# [What is needed]
Please write out the material that follows, exactly as it stands.

## begin

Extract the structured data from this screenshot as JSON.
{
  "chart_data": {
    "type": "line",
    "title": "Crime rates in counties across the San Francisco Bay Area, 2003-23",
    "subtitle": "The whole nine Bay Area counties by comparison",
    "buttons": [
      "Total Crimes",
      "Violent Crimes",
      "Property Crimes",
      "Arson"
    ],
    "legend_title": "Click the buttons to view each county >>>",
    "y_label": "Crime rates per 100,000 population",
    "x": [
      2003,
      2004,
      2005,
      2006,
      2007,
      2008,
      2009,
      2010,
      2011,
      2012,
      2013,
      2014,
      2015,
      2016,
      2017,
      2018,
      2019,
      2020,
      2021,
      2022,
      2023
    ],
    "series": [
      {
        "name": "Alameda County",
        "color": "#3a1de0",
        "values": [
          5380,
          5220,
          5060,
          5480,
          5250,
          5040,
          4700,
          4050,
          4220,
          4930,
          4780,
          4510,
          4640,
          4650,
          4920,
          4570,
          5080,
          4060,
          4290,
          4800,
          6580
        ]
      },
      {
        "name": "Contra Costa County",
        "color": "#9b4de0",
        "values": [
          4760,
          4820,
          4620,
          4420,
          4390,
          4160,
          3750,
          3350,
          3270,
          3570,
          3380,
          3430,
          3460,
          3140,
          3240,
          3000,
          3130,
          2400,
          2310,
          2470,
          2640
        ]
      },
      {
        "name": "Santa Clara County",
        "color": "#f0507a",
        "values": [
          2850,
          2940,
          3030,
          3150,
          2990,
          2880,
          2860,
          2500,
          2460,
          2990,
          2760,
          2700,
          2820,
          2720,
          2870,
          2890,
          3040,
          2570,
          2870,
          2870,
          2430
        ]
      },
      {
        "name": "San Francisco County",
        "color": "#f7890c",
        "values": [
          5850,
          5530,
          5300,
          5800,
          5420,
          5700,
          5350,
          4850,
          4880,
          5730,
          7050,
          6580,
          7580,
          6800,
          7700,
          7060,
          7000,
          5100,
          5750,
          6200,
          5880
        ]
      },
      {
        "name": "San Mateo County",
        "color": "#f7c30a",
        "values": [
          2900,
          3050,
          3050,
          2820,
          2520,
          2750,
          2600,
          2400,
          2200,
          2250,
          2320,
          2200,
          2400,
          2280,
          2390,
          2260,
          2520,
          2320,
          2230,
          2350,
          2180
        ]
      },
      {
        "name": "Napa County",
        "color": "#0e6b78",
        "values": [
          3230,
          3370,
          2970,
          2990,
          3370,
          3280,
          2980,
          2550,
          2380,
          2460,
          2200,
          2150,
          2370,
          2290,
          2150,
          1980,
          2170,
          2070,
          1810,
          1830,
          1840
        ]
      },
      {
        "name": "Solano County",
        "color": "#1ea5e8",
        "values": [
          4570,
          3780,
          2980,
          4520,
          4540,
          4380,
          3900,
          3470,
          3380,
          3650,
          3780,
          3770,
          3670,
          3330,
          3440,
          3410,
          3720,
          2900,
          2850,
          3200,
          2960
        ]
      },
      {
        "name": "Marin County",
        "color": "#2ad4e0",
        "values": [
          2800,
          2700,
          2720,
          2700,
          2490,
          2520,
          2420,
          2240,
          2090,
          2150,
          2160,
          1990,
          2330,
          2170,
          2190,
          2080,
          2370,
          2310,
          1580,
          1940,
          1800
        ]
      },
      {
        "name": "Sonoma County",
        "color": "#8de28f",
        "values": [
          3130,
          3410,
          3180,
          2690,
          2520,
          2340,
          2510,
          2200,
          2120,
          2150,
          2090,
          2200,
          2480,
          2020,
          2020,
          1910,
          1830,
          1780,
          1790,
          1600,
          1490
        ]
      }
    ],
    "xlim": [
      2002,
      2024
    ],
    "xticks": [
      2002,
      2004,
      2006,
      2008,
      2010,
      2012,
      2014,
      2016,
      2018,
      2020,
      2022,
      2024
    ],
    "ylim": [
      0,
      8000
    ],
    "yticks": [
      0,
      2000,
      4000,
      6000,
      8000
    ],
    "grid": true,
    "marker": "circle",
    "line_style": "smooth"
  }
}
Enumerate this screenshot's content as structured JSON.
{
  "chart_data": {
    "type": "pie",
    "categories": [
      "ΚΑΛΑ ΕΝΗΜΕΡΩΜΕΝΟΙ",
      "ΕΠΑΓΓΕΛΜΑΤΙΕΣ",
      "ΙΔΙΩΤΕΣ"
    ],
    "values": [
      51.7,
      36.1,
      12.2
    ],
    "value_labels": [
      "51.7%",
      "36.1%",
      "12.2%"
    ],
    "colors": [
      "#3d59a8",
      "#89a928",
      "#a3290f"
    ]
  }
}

## end

# [Full answer]
Extract the structured data from this screenshot as JSON.
{
  "chart_data": {
    "type": "line",
    "title": "Crime rates in counties across the San Francisco Bay Area, 2003-23",
    "subtitle": "The whole nine Bay Area counties by comparison",
    "buttons": [
      "Total Crimes",
      "Violent Crimes",
      "Property Crimes",
      "Arson"
    ],
    "legend_title": "Click the buttons to view each county >>>",
    "y_label": "Crime rates per 100,000 population",
    "x": [
      2003,
      2004,
      2005,
      2006,
      2007,
      2008,
      2009,
      2010,
      2011,
      2012,
      2013,
      2014,
      2015,
      2016,
      2017,
      2018,
      2019,
      2020,
      2021,
      2022,
      2023
    ],
    "series": [
      {
        "name": "Alameda County",
        "color": "#3a1de0",
        "values": [
          5380,
          5220,
          5060,
          5480,
          5250,
          5040,
          4700,
          4050,
          4220,
          4930,
          4780,
          4510,
          4640,
          4650,
          4920,
          4570,
          5080,
          4060,
          4290,
          4800,
          6580
        ]
      },
      {
        "name": "Contra Costa County",
        "color": "#9b4de0",
        "values": [
          4760,
          4820,
          4620,
          4420,
          4390,
          4160,
          3750,
          3350,
          3270,
          3570,
          3380,
          3430,
          3460,
          3140,
          3240,
          3000,
          3130,
          2400,
          2310,
          2470,
          2640
        ]
      },
      {
        "name": "Santa Clara County",
        "color": "#f0507a",
        "values": [
          2850,
          2940,
          3030,
          3150,
          2990,
          2880,
          2860,
          2500,
          2460,
          2990,
          2760,
          2700,
          2820,
          2720,
          2870,
          2890,
          3040,
          2570,
          2870,
          2870,
          2430
        ]
      },
      {
        "name": "San Francisco County",
        "color": "#f7890c",
        "values": [
          5850,
          5530,
          5300,
          5800,
          5420,
          5700,
          5350,
          4850,
          4880,
          5730,
          7050,
          6580,
          7580,
          6800,
          7700,
          7060,
          7000,
          5100,
          5750,
          6200,
          5880
        ]
      },
      {
        "name": "San Mateo County",
        "color": "#f7c30a",
        "values": [
          2900,
          3050,
          3050,
          2820,
          2520,
          2750,
          2600,
          2400,
          2200,
          2250,
          2320,
          2200,
          2400,
          2280,
          2390,
          2260,
          2520,
          2320,
          2230,
          2350,
          2180
        ]
      },
      {
        "name": "Napa County",
        "color": "#0e6b78",
        "values": [
          3230,
          3370,
          2970,
          2990,
          3370,
          3280,
          2980,
          2550,
          2380,
          2460,
          2200,
          2150,
          2370,
          2290,
          2150,
          1980,
          2170,
          2070,
          1810,
          1830,
          1840
        ]
      },
      {
        "name": "Solano County",
        "color": "#1ea5e8",
        "values": [
          4570,
          3780,
          2980,
          4520,
          4540,
          4380,
          3900,
          3470,
          3380,
          3650,
          3780,
          3770,
          3670,
          3330,
          3440,
          3410,
          3720,
          2900,
          2850,
          3200,
          2960
        ]
      },
      {
        "name": "Marin County",
        "color": "#2ad4e0",
        "values": [
          2800,
          2700,
          2720,
          2700,
          2490,
          2520,
          2420,
          2240,
          2090,
          2150,
          2160,
          1990,
          2330,
          2170,
          2190,
          2080,
          2370,
          2310,
          1580,
          1940,
          1800
        ]
      },
      {
        "name": "Sonoma County",
        "color": "#8de28f",
        "values": [
          3130,
          3410,
          3180,
          2690,
          2520,
          2340,
          2510,
          2200,
          2120,
          2150,
          2090,
          2200,
          2480,
          2020,
          2020,
          1910,
          1830,
          1780,
          1790,
          1600,
          1490
        ]
      }
    ],
    "xlim": [
      2002,
      2024
    ],
    "xticks": [
      2002,
      2004,
      2006,
      2008,
      2010,
      2012,
      2014,
      2016,
      2018,
      2020,
      2022,
      2024
    ],
    "ylim": [
      0,
      8000
    ],
    "yticks": [
      0,
      2000,
      4000,
      6000,
      8000
    ],
    "grid": true,
    "marker": "circle",
    "line_style": "smooth"
  }
}
Enumerate this screenshot's content as structured JSON.
{
  "chart_data": {
    "type": "pie",
    "categories": [
      "ΚΑΛΑ ΕΝΗΜΕΡΩΜΕΝΟΙ",
      "ΕΠΑΓΓΕΛΜΑΤΙΕΣ",
      "ΙΔΙΩΤΕΣ"
    ],
    "values": [
      51.7,
      36.1,
      12.2
    ],
    "value_labels": [
      "51.7%",
      "36.1%",
      "12.2%"
    ],
    "colors": [
      "#3d59a8",
      "#89a928",
      "#a3290f"
    ]
  }
}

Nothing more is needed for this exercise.